Dataset entries
______________________________

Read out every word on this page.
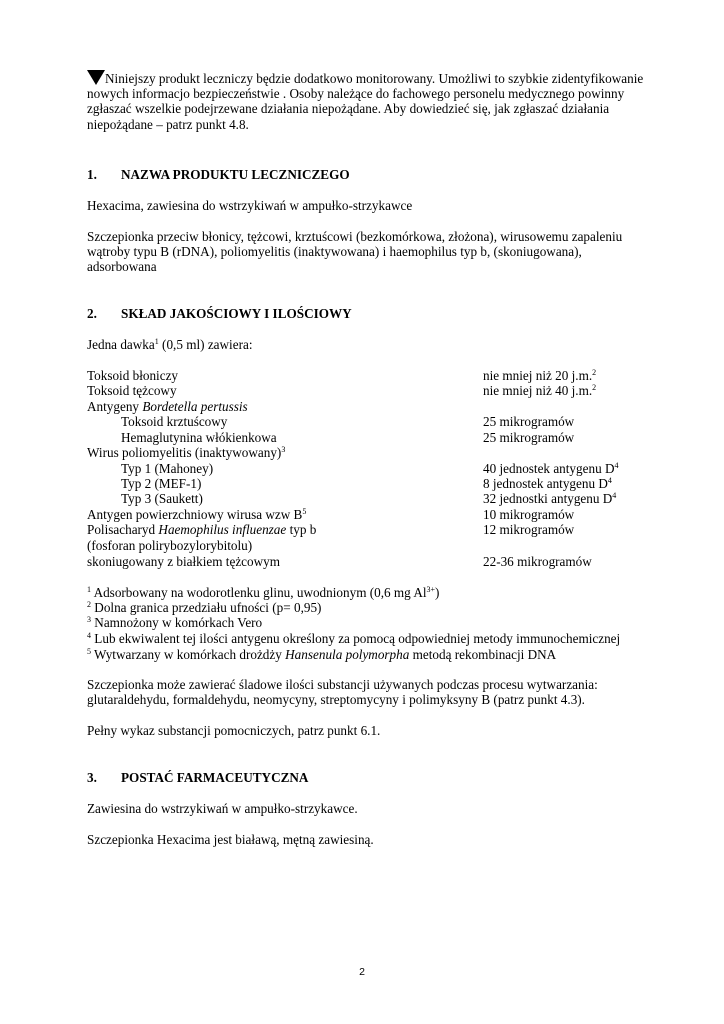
Niniejszy produkt leczniczy będzie dodatkowo monitorowany. Umożliwi to szybkie zidentyfikowanie nowych informacjo bezpieczeństwie . Osoby należące do fachowego personelu medycznego powinny zgłaszać wszelkie podejrzewane działania niepożądane. Aby dowiedzieć się, jak zgłaszać działania niepożądane – patrz punkt 4.8.
1. NAZWA PRODUKTU LECZNICZEGO
Hexacima, zawiesina do wstrzykiwań w ampułko-strzykawce
Szczepionka przeciw błonicy, tężcowi, krztuścowi (bezkomórkowa, złożona), wirusowemu zapaleniu wątroby typu B (rDNA), poliomyelitis (inaktywowana) i haemophilus typ b, (skoniugowana), adsorbowana
2. SKŁAD JAKOŚCIOWY I ILOŚCIOWY
Jedna dawka$^1$ (0,5 ml) zawiera:
Toksoid błoniczy	nie mniej niż 20 j.m.$^2$
Toksoid tężcowy	nie mniej niż 40 j.m.$^2$
Antygeny Bordetella pertussis
Toksoid krztuścowy	25 mikrogramów
Hemaglutynina włókienkowa	25 mikrogramów
Wirus poliomyelitis (inaktywowany)$^3$
Typ 1 (Mahoney)	40 jednostek antygenu $D^4$
Typ 2 (MEF-1)	8 jednostek antygenu $D^4$
Typ 3 (Saukett)	32 jednostki antygenu $D^4$
Antygen powierzchniowy wirusa wzw $B^5$	10 mikrogramów
Polisacharyd Haemophilus influenzae typ b	12 mikrogramów
(fosforan polirybozylorybitolu)
skoniugowany z białkiem tężcowym	22-36 mikrogramów
$^1$ Adsorbowany na wodorotlenku glinu, uwodnionym (0,6 mg $Al^{3+}$)
$^2$ Dolna granica przedziału ufności (p= 0,95)
$^3$ Namnożony w komórkach Vero
$^4$ Lub ekwiwalent tej ilości antygenu określony za pomocą odpowiedniej metody immunochemicznej
$^5$ Wytwarzany w komórkach drożdży Hansenula polymorpha metodą rekombinacji DNA
Szczepionka może zawierać śladowe ilości substancji używanych podczas procesu wytwarzania: glutaraldehydu, formaldehydu, neomycyny, streptomycyny i polimyksyny B (patrz punkt 4.3).
Pełny wykaz substancji pomocniczych, patrz punkt 6.1.
3. POSTAĆ FARMACEUTYCZNA
Zawiesina do wstrzykiwań w ampułko-strzykawce.
Szczepionka Hexacima jest białawą, mętną zawiesiną.
2
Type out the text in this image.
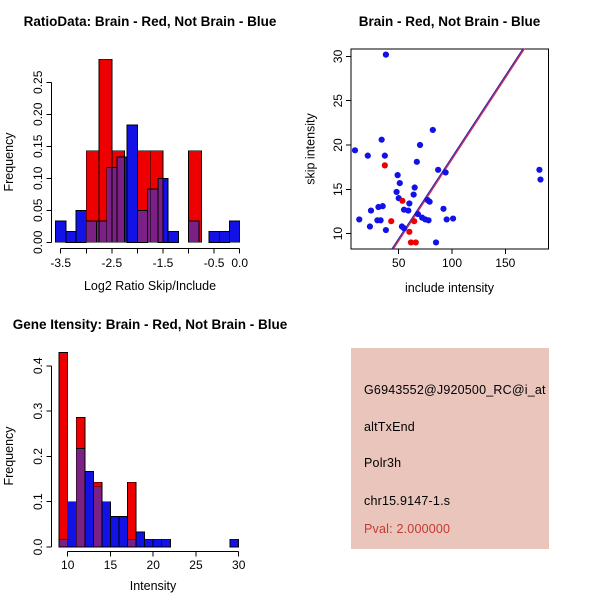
-3.5	-2.5	-1.5	-0.5 0.0
0.00
0.05
0.10
0.15
0.20
0.25
RatioData: Brain - Red, Not Brain - Blue
Log2 Ratio Skip/Include
Frequency
50	100	150
10
15
20
25
30
Brain - Red, Not Brain - Blue
include intensity
skip intensity
10 15 20 25 30
0.0
0.1
0.2
0.3
0.4
Gene Itensity: Brain - Red, Not Brain - Blue
Intensity
Frequency
G6943552@J920500_RC@i_at
altTxEnd
Polr3h
chr15.9147-1.s
Pval: 2.000000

______________________________

### Directions for this task
Quote each record exactly as it stands, minus the pictures.

### Final result
Read out every word on this page.
Niniejszy produkt leczniczy będzie dodatkowo monitorowany. Umożliwi to szybkie zidentyfikowanie nowych informacjo bezpieczeństwie . Osoby należące do fachowego personelu medycznego powinny zgłaszać wszelkie podejrzewane działania niepożądane. Aby dowiedzieć się, jak zgłaszać działania niepożądane – patrz punkt 4.8.
1. NAZWA PRODUKTU LECZNICZEGO
Hexacima, zawiesina do wstrzykiwań w ampułko-strzykawce
Szczepionka przeciw błonicy, tężcowi, krztuścowi (bezkomórkowa, złożona), wirusowemu zapaleniu wątroby typu B (rDNA), poliomyelitis (inaktywowana) i haemophilus typ b, (skoniugowana), adsorbowana
2. SKŁAD JAKOŚCIOWY I ILOŚCIOWY
Jedna dawka$^1$ (0,5 ml) zawiera:
Toksoid błoniczy	nie mniej niż 20 j.m.$^2$
Toksoid tężcowy	nie mniej niż 40 j.m.$^2$
Antygeny Bordetella pertussis
Toksoid krztuścowy	25 mikrogramów
Hemaglutynina włókienkowa	25 mikrogramów
Wirus poliomyelitis (inaktywowany)$^3$
Typ 1 (Mahoney)	40 jednostek antygenu $D^4$
Typ 2 (MEF-1)	8 jednostek antygenu $D^4$
Typ 3 (Saukett)	32 jednostki antygenu $D^4$
Antygen powierzchniowy wirusa wzw $B^5$	10 mikrogramów
Polisacharyd Haemophilus influenzae typ b	12 mikrogramów
(fosforan polirybozylorybitolu)
skoniugowany z białkiem tężcowym	22-36 mikrogramów
$^1$ Adsorbowany na wodorotlenku glinu, uwodnionym (0,6 mg $Al^{3+}$)
$^2$ Dolna granica przedziału ufności (p= 0,95)
$^3$ Namnożony w komórkach Vero
$^4$ Lub ekwiwalent tej ilości antygenu określony za pomocą odpowiedniej metody immunochemicznej
$^5$ Wytwarzany w komórkach drożdży Hansenula polymorpha metodą rekombinacji DNA
Szczepionka może zawierać śladowe ilości substancji używanych podczas procesu wytwarzania: glutaraldehydu, formaldehydu, neomycyny, streptomycyny i polimyksyny B (patrz punkt 4.3).
Pełny wykaz substancji pomocniczych, patrz punkt 6.1.
3. POSTAĆ FARMACEUTYCZNA
Zawiesina do wstrzykiwań w ampułko-strzykawce.
Szczepionka Hexacima jest białawą, mętną zawiesiną.
2
Type out the text in this image.
-3.5	-2.5	-1.5	-0.5 0.0
0.00
0.05
0.10
0.15
0.20
0.25
RatioData: Brain - Red, Not Brain - Blue
Log2 Ratio Skip/Include
Frequency
50	100	150
10
15
20
25
30
Brain - Red, Not Brain - Blue
include intensity
skip intensity
10 15 20 25 30
0.0
0.1
0.2
0.3
0.4
Gene Itensity: Brain - Red, Not Brain - Blue
Intensity
Frequency
G6943552@J920500_RC@i_at
altTxEnd
Polr3h
chr15.9147-1.s
Pval: 2.000000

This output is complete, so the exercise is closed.